### Stored rows ###

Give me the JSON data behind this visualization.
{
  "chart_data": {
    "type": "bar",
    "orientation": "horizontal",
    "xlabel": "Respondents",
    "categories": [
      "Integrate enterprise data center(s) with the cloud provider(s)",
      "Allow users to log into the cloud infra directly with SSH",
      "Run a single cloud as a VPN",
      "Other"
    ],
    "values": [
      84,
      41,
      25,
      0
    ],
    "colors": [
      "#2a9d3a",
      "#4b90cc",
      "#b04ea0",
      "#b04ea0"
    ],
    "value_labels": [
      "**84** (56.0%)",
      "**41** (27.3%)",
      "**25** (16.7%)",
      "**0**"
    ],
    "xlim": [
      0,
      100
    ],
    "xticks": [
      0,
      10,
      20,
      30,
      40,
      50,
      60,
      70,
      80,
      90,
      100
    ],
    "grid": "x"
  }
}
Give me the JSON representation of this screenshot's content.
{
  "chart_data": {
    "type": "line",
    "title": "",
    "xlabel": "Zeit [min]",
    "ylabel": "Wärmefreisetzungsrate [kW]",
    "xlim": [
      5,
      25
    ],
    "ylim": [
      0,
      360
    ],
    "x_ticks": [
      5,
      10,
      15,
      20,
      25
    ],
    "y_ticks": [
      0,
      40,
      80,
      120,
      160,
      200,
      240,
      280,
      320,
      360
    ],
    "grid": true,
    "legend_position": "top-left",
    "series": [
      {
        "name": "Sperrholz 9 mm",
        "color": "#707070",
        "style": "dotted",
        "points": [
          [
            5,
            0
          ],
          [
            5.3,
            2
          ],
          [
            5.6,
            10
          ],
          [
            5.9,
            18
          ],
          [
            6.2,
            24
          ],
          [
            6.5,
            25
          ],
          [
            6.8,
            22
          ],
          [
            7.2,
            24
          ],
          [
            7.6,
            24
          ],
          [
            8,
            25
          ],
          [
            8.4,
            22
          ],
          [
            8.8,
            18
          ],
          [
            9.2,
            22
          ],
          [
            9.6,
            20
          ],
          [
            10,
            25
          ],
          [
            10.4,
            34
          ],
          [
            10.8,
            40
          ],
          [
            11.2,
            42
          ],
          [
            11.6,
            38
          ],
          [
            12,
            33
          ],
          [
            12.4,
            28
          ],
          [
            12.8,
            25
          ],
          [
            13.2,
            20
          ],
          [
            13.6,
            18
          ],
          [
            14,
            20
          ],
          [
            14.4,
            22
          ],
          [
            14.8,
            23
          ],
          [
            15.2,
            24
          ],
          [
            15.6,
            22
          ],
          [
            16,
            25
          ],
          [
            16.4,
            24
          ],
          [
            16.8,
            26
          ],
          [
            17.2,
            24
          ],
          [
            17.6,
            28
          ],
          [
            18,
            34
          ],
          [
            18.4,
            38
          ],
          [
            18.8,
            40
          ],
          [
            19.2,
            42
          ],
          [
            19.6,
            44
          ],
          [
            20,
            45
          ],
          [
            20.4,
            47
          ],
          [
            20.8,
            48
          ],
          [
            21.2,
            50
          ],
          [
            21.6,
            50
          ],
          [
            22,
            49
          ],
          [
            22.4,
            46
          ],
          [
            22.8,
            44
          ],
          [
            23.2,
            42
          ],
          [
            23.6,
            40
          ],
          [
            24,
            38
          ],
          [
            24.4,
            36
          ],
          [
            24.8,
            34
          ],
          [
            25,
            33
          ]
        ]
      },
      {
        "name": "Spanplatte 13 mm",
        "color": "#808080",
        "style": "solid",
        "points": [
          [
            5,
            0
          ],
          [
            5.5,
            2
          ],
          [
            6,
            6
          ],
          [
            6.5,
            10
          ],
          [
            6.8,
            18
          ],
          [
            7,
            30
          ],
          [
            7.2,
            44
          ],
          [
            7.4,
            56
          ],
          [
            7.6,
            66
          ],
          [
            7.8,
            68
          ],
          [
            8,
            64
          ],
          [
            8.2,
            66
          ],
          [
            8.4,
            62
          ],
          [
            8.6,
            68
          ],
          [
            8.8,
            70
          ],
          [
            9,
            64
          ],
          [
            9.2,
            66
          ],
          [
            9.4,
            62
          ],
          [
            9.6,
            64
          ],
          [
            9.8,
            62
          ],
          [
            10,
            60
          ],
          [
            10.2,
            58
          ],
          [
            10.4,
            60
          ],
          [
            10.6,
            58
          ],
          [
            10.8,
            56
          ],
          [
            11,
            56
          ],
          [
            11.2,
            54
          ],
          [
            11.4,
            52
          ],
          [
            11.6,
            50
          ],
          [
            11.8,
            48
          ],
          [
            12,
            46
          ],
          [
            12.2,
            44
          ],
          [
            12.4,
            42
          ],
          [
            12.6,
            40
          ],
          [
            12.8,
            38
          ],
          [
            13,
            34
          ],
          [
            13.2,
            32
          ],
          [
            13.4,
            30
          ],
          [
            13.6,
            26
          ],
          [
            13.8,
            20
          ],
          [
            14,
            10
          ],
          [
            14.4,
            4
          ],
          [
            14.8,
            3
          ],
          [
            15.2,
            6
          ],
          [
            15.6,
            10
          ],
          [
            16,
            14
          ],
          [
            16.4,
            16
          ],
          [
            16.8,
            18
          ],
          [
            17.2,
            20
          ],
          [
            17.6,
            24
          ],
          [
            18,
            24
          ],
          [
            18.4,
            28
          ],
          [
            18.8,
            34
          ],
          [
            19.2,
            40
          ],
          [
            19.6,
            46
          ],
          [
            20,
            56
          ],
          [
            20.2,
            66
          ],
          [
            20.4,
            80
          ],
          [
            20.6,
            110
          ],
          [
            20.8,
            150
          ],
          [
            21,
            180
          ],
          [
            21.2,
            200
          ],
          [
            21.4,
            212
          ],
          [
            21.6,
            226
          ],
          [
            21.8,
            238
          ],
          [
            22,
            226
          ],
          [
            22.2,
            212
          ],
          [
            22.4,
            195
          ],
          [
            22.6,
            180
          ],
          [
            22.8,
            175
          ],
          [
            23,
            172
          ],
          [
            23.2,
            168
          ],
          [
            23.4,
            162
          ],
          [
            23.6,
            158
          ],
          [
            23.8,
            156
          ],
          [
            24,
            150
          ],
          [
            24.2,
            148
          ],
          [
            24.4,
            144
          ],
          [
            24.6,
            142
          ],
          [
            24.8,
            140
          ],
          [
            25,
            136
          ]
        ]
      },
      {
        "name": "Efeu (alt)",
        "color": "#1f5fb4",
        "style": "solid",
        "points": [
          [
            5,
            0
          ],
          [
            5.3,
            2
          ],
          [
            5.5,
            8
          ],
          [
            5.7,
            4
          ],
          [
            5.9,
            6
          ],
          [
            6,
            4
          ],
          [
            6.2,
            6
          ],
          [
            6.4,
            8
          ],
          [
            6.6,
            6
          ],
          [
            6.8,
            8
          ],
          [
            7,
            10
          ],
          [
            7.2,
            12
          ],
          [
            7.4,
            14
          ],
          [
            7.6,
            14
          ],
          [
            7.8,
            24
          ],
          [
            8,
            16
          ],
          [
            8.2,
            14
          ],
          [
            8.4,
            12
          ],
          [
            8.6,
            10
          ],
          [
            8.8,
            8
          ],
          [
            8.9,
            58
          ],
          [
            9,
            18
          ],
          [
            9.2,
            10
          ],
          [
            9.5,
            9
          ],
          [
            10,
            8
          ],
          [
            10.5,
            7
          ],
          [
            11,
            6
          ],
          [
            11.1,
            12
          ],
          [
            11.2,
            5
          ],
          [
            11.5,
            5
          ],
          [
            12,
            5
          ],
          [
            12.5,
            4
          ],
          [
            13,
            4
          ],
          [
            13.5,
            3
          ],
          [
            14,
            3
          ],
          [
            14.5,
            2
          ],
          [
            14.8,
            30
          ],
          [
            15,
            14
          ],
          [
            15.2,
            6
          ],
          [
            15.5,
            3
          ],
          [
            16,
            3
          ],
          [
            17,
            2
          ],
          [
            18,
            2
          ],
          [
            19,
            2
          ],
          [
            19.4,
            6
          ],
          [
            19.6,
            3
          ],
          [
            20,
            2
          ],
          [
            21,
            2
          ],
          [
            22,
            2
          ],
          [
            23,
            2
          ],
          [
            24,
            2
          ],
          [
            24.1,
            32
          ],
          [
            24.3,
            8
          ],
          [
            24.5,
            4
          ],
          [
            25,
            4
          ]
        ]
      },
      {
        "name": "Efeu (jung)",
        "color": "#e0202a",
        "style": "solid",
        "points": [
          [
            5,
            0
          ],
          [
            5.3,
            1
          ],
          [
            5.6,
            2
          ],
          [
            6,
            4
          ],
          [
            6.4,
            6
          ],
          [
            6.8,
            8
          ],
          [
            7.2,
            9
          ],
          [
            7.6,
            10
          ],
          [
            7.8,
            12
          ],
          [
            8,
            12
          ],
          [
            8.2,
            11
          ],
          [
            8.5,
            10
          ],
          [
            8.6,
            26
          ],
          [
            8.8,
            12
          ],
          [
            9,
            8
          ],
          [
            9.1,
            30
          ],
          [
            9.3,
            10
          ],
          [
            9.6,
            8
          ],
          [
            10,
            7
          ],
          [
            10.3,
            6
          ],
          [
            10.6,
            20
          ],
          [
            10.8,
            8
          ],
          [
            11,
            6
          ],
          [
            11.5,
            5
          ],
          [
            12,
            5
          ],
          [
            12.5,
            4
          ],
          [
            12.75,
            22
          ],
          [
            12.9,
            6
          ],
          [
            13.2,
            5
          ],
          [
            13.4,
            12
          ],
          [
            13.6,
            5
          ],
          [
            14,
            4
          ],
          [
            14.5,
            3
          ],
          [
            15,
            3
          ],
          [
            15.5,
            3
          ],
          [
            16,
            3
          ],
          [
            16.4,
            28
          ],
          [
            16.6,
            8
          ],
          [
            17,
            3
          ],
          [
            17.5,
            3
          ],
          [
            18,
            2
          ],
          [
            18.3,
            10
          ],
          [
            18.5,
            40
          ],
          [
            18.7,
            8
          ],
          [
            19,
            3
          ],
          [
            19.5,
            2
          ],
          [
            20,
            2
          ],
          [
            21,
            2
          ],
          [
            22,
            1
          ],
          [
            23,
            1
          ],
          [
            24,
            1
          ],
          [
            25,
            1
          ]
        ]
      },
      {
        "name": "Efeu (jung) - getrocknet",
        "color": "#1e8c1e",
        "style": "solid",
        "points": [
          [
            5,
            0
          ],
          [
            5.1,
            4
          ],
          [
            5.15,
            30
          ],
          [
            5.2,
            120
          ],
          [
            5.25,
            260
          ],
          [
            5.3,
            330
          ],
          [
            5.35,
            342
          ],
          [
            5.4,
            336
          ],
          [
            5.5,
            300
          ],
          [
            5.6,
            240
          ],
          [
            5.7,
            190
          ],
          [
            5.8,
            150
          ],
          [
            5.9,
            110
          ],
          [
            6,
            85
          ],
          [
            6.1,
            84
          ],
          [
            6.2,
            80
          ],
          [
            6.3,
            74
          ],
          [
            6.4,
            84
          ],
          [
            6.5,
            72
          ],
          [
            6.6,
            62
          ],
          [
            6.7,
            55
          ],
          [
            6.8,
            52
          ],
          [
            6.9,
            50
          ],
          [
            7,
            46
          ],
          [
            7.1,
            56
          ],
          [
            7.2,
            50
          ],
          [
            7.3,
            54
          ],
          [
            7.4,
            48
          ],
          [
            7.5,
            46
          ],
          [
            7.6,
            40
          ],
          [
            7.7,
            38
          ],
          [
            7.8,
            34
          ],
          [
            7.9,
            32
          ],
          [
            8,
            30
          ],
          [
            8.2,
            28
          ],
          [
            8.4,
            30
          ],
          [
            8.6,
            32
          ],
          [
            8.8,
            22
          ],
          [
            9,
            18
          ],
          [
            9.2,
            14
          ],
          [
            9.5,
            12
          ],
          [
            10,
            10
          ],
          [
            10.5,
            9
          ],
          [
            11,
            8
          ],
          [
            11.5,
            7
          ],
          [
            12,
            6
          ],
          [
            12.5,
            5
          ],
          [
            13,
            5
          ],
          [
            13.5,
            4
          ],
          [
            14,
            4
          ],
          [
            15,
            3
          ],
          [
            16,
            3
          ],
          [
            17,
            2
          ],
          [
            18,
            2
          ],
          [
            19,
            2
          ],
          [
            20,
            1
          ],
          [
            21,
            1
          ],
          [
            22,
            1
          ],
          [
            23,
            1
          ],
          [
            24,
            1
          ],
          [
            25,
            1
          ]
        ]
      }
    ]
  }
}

###

What the task requires: Gather all lines from the records above in which "JSON" appears.

Reply:
Give me the JSON data behind this visualization.
Give me the JSON representation of this screenshot's content.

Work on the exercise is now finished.